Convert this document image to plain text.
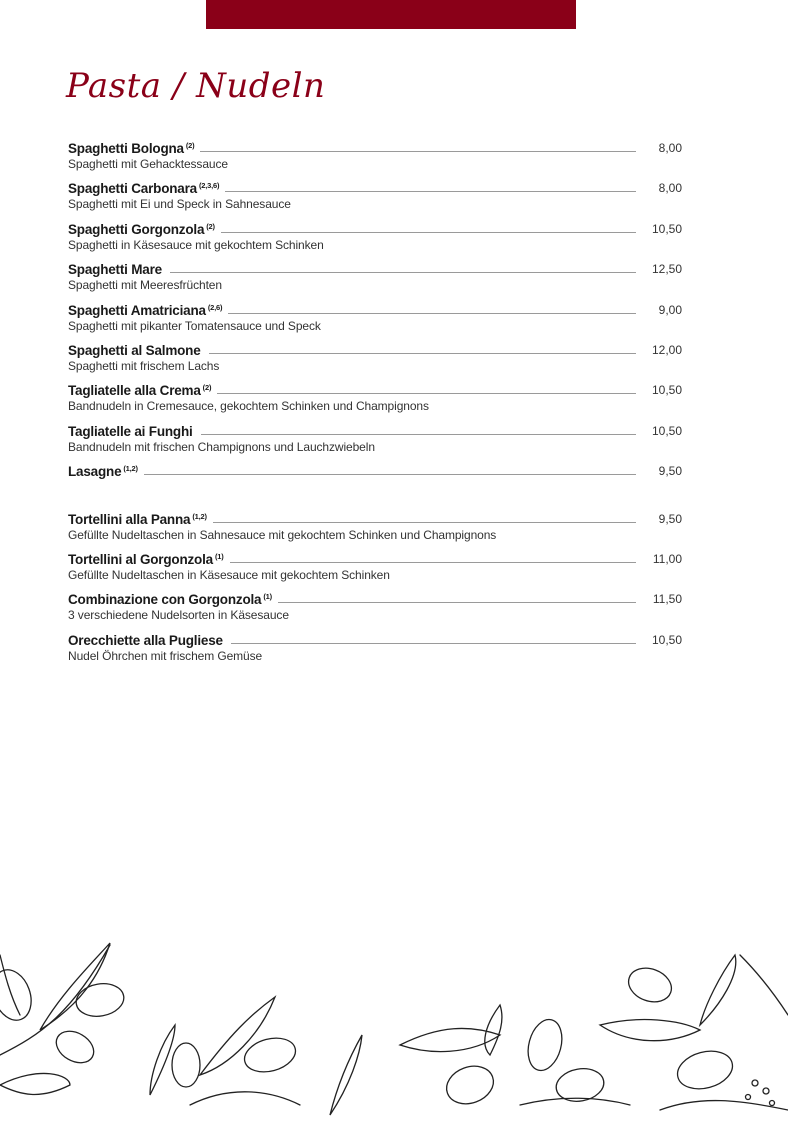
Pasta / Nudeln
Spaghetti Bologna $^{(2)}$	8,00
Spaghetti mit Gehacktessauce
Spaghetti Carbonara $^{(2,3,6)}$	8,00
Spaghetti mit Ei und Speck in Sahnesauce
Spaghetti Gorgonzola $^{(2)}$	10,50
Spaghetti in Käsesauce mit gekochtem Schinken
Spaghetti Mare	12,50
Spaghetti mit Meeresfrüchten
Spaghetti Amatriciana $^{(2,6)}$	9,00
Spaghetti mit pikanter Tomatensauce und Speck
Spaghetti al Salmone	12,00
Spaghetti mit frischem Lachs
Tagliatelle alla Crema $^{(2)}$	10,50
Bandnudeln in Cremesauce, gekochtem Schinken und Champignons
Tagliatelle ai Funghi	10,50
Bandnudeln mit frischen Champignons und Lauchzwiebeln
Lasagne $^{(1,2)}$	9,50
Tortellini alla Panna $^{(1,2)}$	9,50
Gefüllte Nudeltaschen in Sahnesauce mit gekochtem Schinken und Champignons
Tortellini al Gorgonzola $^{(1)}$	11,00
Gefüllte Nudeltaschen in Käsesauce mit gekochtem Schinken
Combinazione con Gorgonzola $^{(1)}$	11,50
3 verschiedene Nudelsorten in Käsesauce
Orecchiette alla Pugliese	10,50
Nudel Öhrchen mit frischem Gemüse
□ □ □ □ □ □ □
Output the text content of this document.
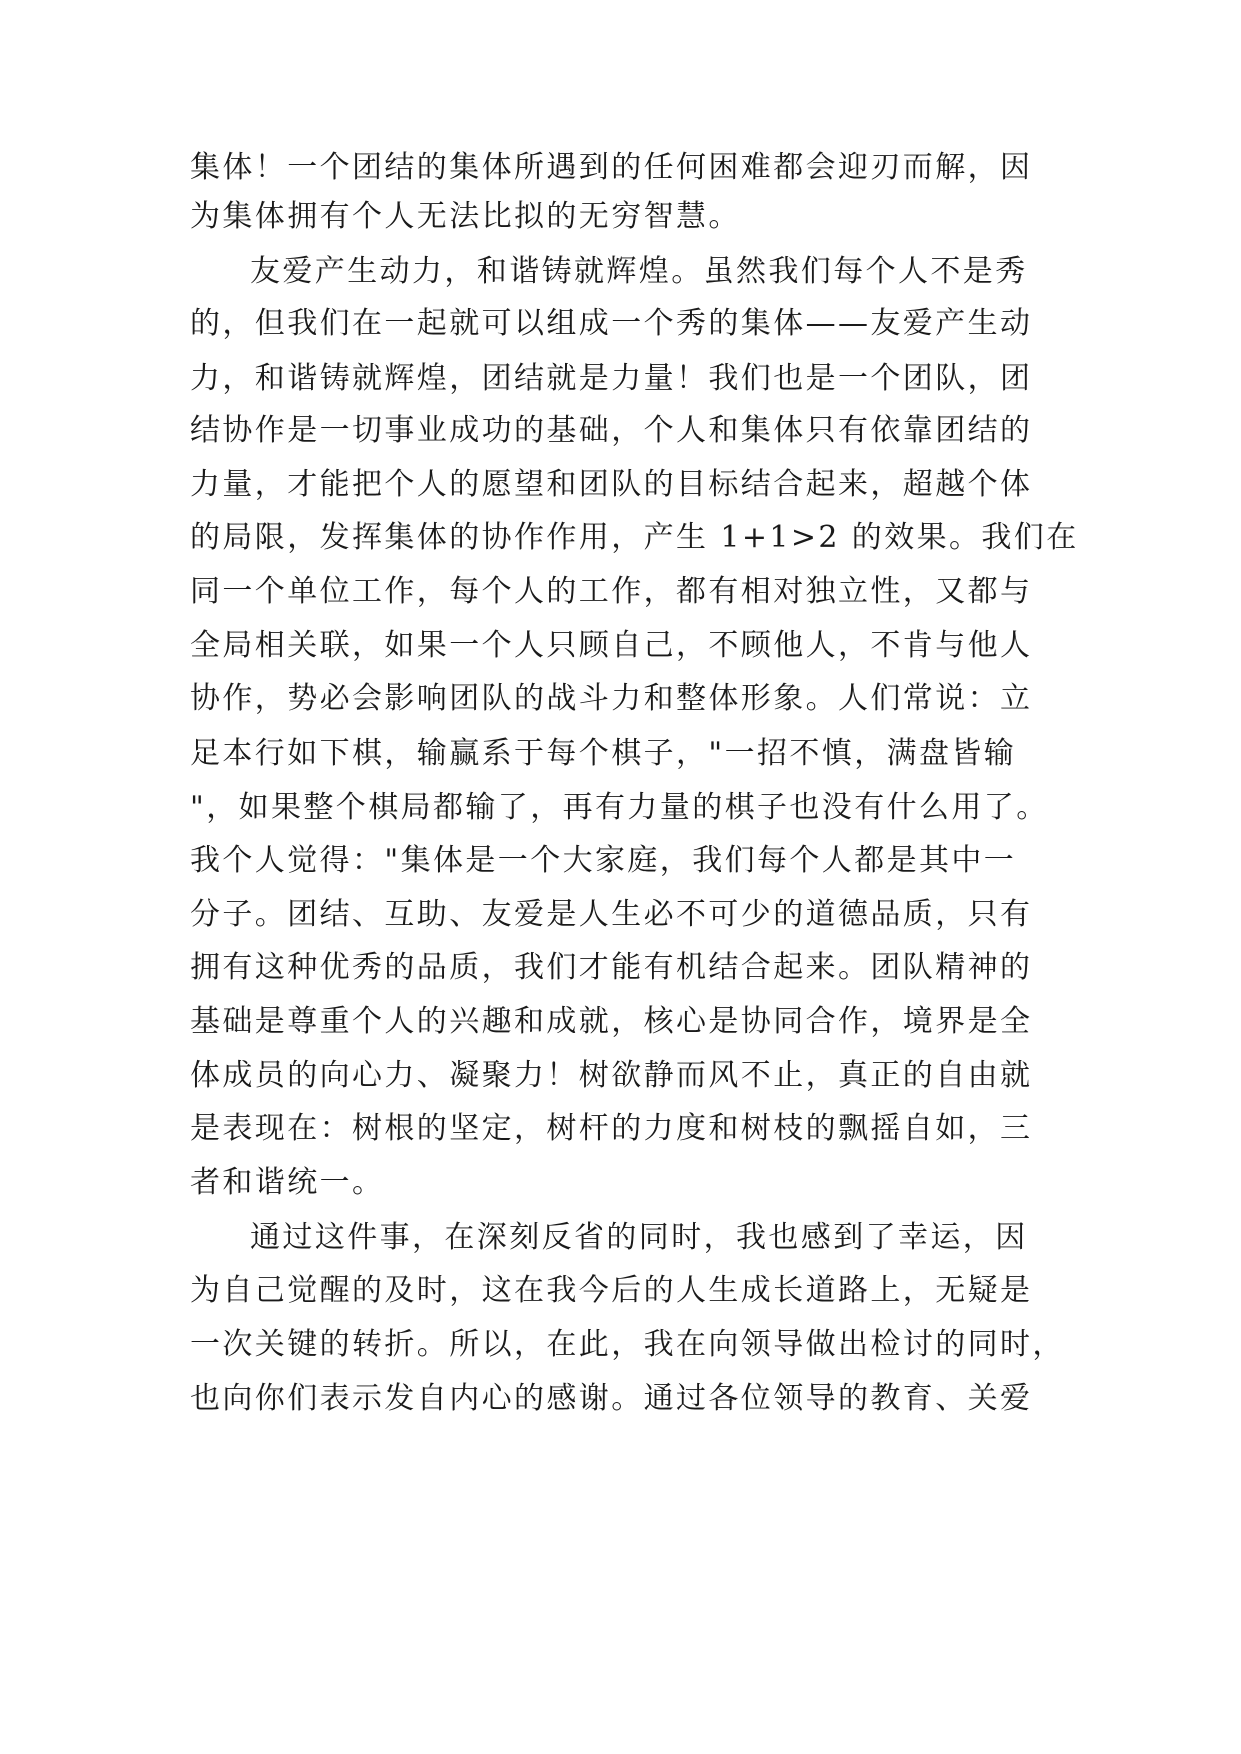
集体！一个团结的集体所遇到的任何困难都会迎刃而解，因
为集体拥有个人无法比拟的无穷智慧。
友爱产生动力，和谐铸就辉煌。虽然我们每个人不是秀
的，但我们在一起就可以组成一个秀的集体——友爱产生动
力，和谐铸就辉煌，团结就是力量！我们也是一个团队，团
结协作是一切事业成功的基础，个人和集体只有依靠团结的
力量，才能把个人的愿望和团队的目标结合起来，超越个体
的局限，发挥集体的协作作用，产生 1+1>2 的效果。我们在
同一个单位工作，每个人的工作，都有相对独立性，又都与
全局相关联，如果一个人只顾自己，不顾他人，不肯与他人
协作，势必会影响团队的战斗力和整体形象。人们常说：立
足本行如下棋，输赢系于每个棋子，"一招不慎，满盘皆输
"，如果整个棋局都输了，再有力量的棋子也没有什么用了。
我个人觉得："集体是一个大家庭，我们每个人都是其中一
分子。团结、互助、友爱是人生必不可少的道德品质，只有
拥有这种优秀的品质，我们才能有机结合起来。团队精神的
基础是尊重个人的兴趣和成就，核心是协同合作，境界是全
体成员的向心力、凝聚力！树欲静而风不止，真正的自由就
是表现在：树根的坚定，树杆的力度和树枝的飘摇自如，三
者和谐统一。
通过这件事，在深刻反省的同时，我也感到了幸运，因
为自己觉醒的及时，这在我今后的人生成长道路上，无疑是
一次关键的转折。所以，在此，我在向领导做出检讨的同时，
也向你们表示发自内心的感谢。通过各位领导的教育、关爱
□ □ □ □ □ □ □
Task goal:
Filter the records above for lines containing the word "和谐铸就辉煌", and copy those lines.

Exercise response:
友爱产生动力，和谐铸就辉煌。虽然我们每个人不是秀
力，和谐铸就辉煌，团结就是力量！我们也是一个团队，团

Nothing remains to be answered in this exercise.